*Your task*.
Your task is to count the lines of the entries below that include the word "Forecast" and to give only the resulting number.

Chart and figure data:
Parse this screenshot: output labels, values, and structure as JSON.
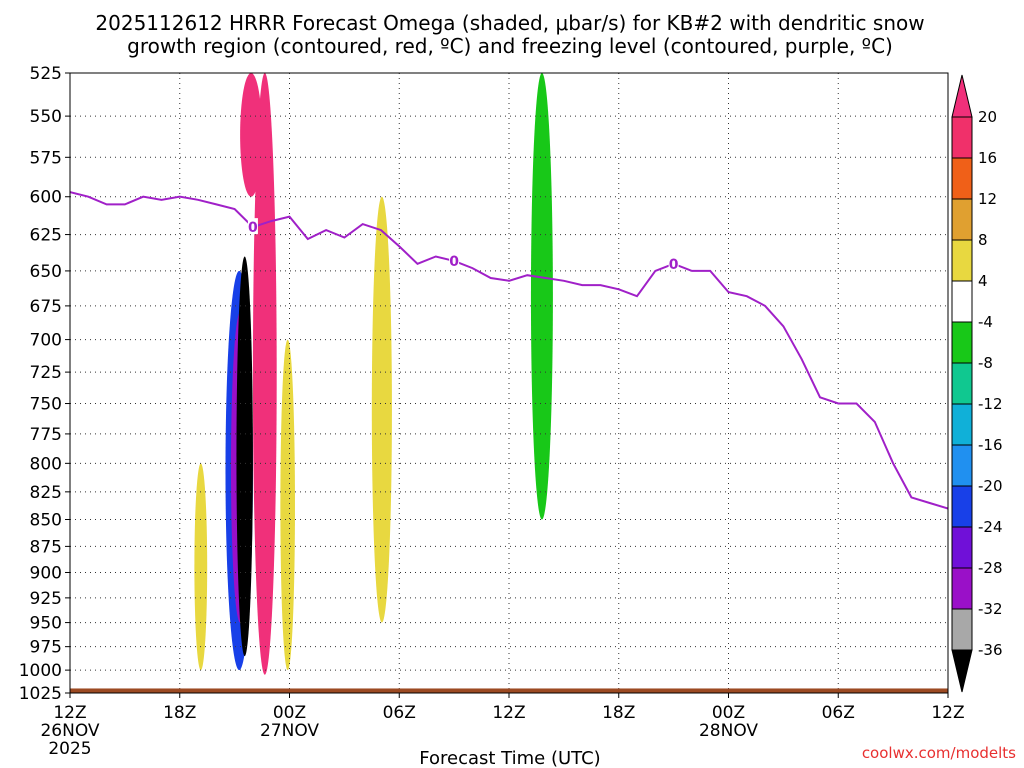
{
  "chart_data": {
    "type": "heatmap",
    "title_line1": "2025112612 HRRR Forecast Omega (shaded, μbar/s) for KB#2 with dendritic snow",
    "title_line2": "growth region (contoured, red, ºC) and freezing level (contoured, purple, ºC)",
    "xlabel": "Forecast Time (UTC)",
    "ylabel": "",
    "credit": "coolwx.com/modelts",
    "x_range_hours": [
      0,
      48
    ],
    "y_range_hpa": [
      1025,
      525
    ],
    "y_scale": "log-pressure",
    "x_ticks": [
      {
        "hour": 0,
        "label": "12Z",
        "sub1": "26NOV",
        "sub2": "2025"
      },
      {
        "hour": 6,
        "label": "18Z",
        "sub1": "",
        "sub2": ""
      },
      {
        "hour": 12,
        "label": "00Z",
        "sub1": "27NOV",
        "sub2": ""
      },
      {
        "hour": 18,
        "label": "06Z",
        "sub1": "",
        "sub2": ""
      },
      {
        "hour": 24,
        "label": "12Z",
        "sub1": "",
        "sub2": ""
      },
      {
        "hour": 30,
        "label": "18Z",
        "sub1": "",
        "sub2": ""
      },
      {
        "hour": 36,
        "label": "00Z",
        "sub1": "28NOV",
        "sub2": ""
      },
      {
        "hour": 42,
        "label": "06Z",
        "sub1": "",
        "sub2": ""
      },
      {
        "hour": 48,
        "label": "12Z",
        "sub1": "",
        "sub2": ""
      }
    ],
    "y_ticks": [
      525,
      550,
      575,
      600,
      625,
      650,
      675,
      700,
      725,
      750,
      775,
      800,
      825,
      850,
      875,
      900,
      925,
      950,
      975,
      1000,
      1025
    ],
    "colorbar": {
      "levels": [
        20,
        16,
        12,
        8,
        4,
        -4,
        -8,
        -12,
        -16,
        -20,
        -24,
        -28,
        -32,
        -36
      ],
      "bands": [
        {
          "from": 16,
          "to": 20,
          "color": "#f0306a"
        },
        {
          "from": 12,
          "to": 16,
          "color": "#f06018"
        },
        {
          "from": 8,
          "to": 12,
          "color": "#e0a030"
        },
        {
          "from": 4,
          "to": 8,
          "color": "#e8d840"
        },
        {
          "from": -4,
          "to": 4,
          "color": "#ffffff"
        },
        {
          "from": -8,
          "to": -4,
          "color": "#18c818"
        },
        {
          "from": -12,
          "to": -8,
          "color": "#10c890"
        },
        {
          "from": -16,
          "to": -12,
          "color": "#10b0d8"
        },
        {
          "from": -20,
          "to": -16,
          "color": "#2090f0"
        },
        {
          "from": -24,
          "to": -20,
          "color": "#1840e8"
        },
        {
          "from": -28,
          "to": -24,
          "color": "#7010d8"
        },
        {
          "from": -32,
          "to": -28,
          "color": "#9a10c8"
        },
        {
          "from": -36,
          "to": -32,
          "color": "#a8a8a8"
        }
      ],
      "top_extend_color": "#f0307a",
      "bottom_extend_color": "#000000"
    },
    "shaded_regions": [
      {
        "hour_start": 8.5,
        "hour_end": 10.0,
        "p_top": 650,
        "p_bottom": 1000,
        "value": -22
      },
      {
        "hour_start": 8.8,
        "hour_end": 9.8,
        "p_top": 680,
        "p_bottom": 950,
        "value": -30
      },
      {
        "hour_start": 9.1,
        "hour_end": 10.0,
        "p_top": 640,
        "p_bottom": 985,
        "value": -40
      },
      {
        "hour_start": 10.0,
        "hour_end": 11.3,
        "p_top": 525,
        "p_bottom": 1005,
        "value": 20
      },
      {
        "hour_start": 9.3,
        "hour_end": 10.5,
        "p_top": 525,
        "p_bottom": 600,
        "value": 20
      },
      {
        "hour_start": 11.5,
        "hour_end": 12.3,
        "p_top": 700,
        "p_bottom": 1000,
        "value": 6
      },
      {
        "hour_start": 6.8,
        "hour_end": 7.5,
        "p_top": 800,
        "p_bottom": 1000,
        "value": 6
      },
      {
        "hour_start": 16.5,
        "hour_end": 17.6,
        "p_top": 600,
        "p_bottom": 950,
        "value": 6
      },
      {
        "hour_start": 25.2,
        "hour_end": 26.4,
        "p_top": 525,
        "p_bottom": 850,
        "value": -8
      }
    ],
    "freezing_level": {
      "label": "0",
      "hours": [
        0,
        1,
        2,
        3,
        4,
        5,
        6,
        7,
        8,
        9,
        10,
        11,
        12,
        13,
        14,
        15,
        16,
        17,
        18,
        19,
        20,
        21,
        22,
        23,
        24,
        25,
        26,
        27,
        28,
        29,
        30,
        31,
        32,
        33,
        34,
        35,
        36,
        37,
        38,
        39,
        40,
        41,
        42,
        43,
        44,
        45,
        46,
        47,
        48
      ],
      "pressure": [
        597,
        600,
        605,
        605,
        600,
        602,
        600,
        602,
        605,
        608,
        620,
        616,
        613,
        628,
        622,
        627,
        618,
        622,
        633,
        645,
        640,
        643,
        648,
        655,
        657,
        653,
        655,
        657,
        660,
        660,
        663,
        668,
        650,
        645,
        650,
        650,
        665,
        668,
        675,
        690,
        715,
        745,
        750,
        750,
        765,
        800,
        830,
        835,
        840
      ]
    },
    "terrain_pressure_hpa": 1020
  }
}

*Solution below*.
2